## START EXTRACTED ENTRIES

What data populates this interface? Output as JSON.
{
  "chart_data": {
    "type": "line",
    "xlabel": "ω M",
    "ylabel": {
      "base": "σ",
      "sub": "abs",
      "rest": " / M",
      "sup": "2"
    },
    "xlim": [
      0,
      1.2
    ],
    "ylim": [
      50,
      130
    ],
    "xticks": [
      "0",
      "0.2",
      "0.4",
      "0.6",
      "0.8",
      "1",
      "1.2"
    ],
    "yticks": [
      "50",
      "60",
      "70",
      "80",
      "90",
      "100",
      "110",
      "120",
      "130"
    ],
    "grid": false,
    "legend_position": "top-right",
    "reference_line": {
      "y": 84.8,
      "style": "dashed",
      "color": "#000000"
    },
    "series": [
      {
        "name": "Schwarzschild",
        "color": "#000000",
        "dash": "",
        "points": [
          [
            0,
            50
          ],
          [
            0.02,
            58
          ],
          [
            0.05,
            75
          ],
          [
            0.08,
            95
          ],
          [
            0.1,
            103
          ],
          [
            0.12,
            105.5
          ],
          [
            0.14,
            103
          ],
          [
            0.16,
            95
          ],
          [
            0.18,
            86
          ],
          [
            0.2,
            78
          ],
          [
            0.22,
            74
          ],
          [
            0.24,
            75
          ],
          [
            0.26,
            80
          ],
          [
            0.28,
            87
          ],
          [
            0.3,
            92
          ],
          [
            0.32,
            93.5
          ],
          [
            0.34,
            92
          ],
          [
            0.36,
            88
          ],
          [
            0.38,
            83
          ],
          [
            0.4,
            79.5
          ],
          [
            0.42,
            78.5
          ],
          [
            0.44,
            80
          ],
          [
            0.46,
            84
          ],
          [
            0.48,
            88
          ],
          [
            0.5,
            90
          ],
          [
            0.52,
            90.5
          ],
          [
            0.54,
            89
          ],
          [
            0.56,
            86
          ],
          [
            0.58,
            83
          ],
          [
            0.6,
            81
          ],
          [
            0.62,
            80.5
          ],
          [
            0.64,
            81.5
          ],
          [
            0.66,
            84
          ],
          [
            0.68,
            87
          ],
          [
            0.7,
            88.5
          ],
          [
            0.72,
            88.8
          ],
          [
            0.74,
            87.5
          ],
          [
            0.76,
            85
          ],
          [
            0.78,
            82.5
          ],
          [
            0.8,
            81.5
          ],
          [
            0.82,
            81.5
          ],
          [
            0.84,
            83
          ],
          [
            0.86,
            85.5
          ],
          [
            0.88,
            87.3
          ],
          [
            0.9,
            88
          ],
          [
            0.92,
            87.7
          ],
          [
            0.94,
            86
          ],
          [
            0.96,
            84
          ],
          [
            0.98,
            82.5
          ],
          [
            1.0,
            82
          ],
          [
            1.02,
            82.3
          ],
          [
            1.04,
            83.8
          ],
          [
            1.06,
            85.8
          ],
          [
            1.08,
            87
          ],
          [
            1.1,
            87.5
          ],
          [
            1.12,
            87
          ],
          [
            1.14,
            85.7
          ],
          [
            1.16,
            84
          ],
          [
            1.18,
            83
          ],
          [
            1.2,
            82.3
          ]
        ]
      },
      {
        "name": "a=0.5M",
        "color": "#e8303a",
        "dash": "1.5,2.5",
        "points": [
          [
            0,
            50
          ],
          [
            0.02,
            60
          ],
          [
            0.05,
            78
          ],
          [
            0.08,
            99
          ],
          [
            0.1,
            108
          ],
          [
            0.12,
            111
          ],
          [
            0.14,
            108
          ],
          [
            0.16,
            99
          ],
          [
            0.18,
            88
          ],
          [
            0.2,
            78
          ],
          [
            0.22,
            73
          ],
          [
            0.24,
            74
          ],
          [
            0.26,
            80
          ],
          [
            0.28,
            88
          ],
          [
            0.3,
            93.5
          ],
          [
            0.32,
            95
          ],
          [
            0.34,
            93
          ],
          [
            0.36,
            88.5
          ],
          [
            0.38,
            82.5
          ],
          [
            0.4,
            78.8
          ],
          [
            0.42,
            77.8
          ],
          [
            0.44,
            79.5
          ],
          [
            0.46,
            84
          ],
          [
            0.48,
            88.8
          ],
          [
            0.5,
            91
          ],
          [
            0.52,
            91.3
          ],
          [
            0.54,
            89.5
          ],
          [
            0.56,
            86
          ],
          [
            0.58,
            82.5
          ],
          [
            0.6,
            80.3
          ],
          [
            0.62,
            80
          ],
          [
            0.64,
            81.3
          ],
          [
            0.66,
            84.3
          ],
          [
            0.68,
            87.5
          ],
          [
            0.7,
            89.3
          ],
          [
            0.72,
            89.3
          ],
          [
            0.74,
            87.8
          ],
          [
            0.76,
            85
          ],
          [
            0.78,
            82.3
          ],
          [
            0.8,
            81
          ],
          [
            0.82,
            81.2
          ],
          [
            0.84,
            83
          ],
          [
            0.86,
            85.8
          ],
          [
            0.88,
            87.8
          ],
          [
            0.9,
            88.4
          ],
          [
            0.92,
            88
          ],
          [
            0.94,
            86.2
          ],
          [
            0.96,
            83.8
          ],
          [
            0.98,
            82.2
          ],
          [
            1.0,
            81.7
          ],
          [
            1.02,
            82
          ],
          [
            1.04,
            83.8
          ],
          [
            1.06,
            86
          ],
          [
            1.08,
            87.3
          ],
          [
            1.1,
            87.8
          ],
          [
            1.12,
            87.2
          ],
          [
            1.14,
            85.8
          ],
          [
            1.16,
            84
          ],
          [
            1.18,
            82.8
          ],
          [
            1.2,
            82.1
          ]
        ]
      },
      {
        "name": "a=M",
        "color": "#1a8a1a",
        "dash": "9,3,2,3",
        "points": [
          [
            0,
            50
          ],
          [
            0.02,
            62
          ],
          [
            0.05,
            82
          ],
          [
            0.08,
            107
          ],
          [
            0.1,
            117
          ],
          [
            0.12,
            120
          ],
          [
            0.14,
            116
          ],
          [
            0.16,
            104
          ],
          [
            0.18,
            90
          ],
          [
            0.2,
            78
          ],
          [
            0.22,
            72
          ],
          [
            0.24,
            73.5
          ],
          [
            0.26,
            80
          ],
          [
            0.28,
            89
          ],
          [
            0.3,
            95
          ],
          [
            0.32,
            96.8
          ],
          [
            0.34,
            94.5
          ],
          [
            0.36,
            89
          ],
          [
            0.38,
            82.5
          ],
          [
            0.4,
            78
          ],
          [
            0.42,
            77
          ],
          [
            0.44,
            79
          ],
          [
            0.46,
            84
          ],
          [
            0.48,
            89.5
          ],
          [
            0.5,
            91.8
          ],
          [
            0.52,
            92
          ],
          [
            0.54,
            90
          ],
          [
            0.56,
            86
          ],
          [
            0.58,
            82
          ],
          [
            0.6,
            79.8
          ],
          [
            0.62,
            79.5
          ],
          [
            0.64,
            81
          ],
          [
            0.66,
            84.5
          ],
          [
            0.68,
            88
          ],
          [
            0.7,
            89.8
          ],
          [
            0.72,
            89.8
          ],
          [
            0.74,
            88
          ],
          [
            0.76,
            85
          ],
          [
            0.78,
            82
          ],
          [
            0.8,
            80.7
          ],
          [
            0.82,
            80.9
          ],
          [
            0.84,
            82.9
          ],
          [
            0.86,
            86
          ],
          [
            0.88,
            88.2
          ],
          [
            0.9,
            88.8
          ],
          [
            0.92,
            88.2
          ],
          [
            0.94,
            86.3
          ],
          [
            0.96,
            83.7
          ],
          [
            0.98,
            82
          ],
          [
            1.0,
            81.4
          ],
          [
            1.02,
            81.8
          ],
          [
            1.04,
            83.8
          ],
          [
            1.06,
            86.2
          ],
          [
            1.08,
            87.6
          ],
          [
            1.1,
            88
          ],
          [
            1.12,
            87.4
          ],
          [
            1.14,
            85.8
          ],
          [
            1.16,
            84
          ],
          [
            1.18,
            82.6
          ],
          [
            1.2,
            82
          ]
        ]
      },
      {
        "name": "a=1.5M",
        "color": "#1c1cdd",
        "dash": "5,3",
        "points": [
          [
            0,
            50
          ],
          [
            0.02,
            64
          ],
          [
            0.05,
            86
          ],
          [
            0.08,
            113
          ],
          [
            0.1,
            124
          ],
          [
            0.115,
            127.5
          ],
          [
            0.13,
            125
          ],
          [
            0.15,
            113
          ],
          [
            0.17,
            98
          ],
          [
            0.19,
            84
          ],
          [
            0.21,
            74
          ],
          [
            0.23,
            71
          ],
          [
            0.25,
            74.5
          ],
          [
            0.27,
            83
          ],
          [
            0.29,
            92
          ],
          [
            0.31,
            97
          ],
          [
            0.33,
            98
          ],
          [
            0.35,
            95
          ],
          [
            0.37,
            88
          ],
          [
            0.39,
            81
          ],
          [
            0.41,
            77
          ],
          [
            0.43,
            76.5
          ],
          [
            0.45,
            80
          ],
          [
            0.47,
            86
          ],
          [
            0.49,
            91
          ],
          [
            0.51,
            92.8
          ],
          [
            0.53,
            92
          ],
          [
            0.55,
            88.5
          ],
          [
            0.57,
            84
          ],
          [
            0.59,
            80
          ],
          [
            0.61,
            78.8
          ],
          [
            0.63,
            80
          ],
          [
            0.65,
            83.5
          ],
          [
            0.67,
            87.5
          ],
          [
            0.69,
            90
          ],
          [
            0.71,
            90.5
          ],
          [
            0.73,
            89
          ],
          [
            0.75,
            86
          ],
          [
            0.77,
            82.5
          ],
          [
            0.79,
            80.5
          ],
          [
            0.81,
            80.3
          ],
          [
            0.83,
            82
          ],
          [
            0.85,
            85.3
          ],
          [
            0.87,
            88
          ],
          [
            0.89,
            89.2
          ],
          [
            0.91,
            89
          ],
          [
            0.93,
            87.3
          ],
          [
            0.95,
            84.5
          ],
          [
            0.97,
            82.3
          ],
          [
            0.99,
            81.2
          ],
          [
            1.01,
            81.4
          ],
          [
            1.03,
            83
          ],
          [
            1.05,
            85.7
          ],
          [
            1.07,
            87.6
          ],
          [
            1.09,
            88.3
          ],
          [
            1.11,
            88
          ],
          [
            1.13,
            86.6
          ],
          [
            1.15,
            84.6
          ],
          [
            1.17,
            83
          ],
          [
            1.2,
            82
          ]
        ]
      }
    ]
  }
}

## END EXTRACTED ENTRIES

EXERCISE ->
Scan the listing above. Gather each line that contains the word "name".

CORRECT OUTPUT ->
        "name": "Schwarzschild",
        "name": "a=0.5M",
        "name": "a=M",
        "name": "a=1.5M",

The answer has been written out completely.